Filter the records below and copy every line containing the word "Hourly".

### Dataset entries on figures
□ □ □

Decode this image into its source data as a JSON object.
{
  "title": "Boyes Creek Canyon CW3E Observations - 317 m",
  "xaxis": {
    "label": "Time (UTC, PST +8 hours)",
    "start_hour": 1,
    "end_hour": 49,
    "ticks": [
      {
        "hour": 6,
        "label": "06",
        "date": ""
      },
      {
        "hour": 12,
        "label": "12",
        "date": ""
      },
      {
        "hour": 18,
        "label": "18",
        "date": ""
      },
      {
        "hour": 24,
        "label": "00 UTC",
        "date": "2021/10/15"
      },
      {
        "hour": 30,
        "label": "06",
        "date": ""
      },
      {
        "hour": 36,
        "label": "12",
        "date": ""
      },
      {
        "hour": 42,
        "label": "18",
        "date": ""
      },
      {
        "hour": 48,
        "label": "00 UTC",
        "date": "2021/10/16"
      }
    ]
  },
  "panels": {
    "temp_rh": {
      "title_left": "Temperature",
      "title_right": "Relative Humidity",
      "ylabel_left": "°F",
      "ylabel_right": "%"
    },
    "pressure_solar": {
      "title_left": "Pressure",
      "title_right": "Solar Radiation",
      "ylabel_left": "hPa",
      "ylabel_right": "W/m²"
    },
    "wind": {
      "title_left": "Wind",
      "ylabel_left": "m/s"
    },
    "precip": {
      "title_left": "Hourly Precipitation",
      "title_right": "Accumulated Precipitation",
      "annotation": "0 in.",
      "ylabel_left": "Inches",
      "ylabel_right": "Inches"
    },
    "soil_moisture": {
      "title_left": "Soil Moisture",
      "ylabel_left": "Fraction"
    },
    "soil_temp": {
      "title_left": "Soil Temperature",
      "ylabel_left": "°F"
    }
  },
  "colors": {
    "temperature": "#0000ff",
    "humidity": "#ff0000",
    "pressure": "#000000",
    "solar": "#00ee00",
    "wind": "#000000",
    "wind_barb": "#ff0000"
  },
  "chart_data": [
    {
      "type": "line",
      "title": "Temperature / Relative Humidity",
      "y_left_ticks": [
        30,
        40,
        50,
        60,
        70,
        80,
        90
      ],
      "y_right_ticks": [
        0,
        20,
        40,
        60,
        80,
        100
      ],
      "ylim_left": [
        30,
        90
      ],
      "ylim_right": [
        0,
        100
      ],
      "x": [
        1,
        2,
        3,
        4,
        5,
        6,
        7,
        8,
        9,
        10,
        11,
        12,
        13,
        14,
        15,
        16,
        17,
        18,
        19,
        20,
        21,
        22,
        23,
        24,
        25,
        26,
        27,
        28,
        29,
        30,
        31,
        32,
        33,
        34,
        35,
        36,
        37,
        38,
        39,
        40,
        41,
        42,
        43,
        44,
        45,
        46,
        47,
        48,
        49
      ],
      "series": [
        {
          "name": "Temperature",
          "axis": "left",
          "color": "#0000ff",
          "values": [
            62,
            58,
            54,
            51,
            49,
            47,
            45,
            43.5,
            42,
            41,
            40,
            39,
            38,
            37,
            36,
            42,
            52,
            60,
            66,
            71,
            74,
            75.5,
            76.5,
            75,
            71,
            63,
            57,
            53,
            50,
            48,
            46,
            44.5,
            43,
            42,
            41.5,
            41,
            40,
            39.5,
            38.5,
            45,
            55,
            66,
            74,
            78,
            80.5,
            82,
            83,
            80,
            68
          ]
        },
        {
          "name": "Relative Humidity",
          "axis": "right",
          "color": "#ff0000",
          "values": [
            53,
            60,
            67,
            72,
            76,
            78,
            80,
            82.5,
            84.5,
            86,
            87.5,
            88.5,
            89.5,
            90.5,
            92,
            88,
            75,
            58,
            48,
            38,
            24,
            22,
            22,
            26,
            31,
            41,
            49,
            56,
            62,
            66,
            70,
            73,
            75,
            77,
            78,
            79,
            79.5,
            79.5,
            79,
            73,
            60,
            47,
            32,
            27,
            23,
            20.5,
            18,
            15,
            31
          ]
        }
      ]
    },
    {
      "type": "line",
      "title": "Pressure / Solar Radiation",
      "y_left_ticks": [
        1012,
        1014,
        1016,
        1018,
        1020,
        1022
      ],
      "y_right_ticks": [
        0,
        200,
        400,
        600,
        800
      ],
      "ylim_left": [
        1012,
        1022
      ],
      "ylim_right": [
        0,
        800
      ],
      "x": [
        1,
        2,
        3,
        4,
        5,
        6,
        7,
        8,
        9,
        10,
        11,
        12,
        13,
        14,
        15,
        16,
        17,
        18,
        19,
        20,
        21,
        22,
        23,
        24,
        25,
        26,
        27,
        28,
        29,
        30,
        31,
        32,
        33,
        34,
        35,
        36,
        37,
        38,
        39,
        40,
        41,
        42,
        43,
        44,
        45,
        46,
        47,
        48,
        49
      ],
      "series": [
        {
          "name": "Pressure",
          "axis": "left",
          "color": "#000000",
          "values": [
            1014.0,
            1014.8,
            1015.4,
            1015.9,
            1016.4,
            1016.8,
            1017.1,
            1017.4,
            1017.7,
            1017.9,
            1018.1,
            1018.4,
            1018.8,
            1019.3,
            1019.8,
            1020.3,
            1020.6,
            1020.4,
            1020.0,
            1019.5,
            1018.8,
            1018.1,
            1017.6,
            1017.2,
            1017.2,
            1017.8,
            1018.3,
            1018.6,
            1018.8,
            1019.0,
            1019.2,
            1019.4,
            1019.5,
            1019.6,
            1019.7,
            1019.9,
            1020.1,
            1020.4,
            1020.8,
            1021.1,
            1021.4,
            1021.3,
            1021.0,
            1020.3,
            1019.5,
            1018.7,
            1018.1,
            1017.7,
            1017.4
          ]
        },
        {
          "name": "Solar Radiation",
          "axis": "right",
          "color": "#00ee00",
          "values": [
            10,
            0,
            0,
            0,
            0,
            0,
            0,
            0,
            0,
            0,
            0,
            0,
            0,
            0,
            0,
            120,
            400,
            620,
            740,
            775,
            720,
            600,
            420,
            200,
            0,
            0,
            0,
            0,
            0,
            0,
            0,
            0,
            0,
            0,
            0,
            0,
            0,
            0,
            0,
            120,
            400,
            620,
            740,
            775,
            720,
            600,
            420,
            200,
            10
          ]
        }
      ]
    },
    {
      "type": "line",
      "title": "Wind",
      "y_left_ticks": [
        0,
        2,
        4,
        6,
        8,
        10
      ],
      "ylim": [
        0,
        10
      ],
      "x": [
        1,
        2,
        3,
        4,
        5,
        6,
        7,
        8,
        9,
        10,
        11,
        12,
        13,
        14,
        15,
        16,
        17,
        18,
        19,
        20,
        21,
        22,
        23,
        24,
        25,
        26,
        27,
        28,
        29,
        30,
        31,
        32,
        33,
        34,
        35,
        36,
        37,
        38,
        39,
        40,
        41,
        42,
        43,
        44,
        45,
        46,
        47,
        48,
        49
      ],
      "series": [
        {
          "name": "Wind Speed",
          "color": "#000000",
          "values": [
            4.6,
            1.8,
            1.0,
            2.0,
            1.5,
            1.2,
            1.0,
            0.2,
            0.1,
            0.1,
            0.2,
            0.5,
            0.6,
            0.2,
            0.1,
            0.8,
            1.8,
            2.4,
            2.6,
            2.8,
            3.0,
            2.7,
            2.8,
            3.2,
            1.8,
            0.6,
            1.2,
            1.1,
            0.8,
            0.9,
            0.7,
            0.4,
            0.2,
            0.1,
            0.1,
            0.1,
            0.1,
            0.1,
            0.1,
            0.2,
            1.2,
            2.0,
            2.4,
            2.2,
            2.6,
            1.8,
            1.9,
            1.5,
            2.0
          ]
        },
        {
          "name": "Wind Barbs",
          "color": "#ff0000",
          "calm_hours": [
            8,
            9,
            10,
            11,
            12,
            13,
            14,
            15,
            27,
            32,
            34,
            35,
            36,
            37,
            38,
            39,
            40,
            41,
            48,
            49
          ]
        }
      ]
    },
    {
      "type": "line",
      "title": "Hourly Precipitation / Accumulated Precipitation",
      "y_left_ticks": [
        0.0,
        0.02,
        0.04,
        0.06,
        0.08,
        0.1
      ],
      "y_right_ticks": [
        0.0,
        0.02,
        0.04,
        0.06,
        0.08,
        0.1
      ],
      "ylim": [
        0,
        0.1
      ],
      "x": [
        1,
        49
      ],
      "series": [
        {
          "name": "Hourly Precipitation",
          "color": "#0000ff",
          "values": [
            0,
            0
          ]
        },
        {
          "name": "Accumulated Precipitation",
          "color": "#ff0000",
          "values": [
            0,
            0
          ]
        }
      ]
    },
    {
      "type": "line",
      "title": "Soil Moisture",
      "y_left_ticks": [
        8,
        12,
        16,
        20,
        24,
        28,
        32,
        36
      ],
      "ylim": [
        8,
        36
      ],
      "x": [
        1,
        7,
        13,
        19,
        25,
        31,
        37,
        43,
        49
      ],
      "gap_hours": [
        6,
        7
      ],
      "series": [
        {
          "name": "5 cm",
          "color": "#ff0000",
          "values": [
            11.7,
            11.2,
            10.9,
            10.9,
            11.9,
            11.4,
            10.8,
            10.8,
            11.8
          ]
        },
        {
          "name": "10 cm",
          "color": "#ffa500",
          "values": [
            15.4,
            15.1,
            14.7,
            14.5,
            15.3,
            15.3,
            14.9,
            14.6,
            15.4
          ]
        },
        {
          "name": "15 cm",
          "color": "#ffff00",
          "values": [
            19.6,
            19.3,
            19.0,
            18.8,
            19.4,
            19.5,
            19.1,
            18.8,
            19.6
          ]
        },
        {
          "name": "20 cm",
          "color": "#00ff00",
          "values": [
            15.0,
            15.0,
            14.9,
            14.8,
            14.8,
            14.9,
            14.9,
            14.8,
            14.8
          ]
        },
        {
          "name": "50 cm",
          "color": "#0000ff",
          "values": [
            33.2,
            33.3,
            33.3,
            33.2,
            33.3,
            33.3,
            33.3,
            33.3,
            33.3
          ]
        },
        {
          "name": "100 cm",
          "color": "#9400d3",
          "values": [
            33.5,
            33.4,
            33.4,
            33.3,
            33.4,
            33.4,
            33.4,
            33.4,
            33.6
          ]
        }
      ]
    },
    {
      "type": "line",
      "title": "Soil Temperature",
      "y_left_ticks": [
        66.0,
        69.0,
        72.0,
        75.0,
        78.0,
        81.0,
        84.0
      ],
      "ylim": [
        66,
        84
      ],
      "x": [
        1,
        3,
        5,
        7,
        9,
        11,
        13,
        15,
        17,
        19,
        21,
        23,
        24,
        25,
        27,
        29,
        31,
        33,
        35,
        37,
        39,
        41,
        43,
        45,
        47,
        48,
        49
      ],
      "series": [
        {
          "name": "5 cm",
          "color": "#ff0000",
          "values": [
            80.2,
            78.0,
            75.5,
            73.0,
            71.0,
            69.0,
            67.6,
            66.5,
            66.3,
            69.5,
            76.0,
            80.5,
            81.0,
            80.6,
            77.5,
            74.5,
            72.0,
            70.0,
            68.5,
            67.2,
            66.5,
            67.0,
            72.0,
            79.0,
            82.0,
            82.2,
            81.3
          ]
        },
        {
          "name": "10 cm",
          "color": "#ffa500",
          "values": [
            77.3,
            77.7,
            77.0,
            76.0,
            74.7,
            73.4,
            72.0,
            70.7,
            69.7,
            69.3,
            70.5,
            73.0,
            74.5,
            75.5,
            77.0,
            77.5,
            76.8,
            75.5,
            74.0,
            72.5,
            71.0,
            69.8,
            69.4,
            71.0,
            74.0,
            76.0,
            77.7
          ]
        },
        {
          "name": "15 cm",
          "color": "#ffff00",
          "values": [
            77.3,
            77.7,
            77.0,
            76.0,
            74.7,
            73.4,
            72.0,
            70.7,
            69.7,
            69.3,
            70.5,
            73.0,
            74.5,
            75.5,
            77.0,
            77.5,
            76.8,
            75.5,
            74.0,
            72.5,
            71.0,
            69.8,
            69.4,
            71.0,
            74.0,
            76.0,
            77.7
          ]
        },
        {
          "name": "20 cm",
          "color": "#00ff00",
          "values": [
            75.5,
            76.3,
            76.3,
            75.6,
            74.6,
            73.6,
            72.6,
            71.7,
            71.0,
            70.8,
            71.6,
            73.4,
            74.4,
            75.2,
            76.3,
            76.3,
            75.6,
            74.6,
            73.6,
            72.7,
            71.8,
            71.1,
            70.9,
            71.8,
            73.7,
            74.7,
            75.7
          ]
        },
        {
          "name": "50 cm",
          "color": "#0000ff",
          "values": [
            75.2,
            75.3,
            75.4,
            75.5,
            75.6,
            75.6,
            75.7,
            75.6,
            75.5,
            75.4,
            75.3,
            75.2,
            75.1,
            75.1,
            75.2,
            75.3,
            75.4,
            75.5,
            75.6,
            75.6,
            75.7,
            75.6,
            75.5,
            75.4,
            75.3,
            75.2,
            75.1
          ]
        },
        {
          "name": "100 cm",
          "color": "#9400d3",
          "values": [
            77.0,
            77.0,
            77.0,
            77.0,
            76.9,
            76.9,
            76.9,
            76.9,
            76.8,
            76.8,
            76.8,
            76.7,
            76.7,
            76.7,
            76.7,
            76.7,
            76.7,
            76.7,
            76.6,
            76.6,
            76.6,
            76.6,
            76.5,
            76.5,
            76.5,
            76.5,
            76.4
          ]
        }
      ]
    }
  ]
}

□ □ □

### EXERCISE SOLUTION
      "title_left": "Hourly Precipitation",
      "title": "Hourly Precipitation / Accumulated Precipitation",
          "name": "Hourly Precipitation",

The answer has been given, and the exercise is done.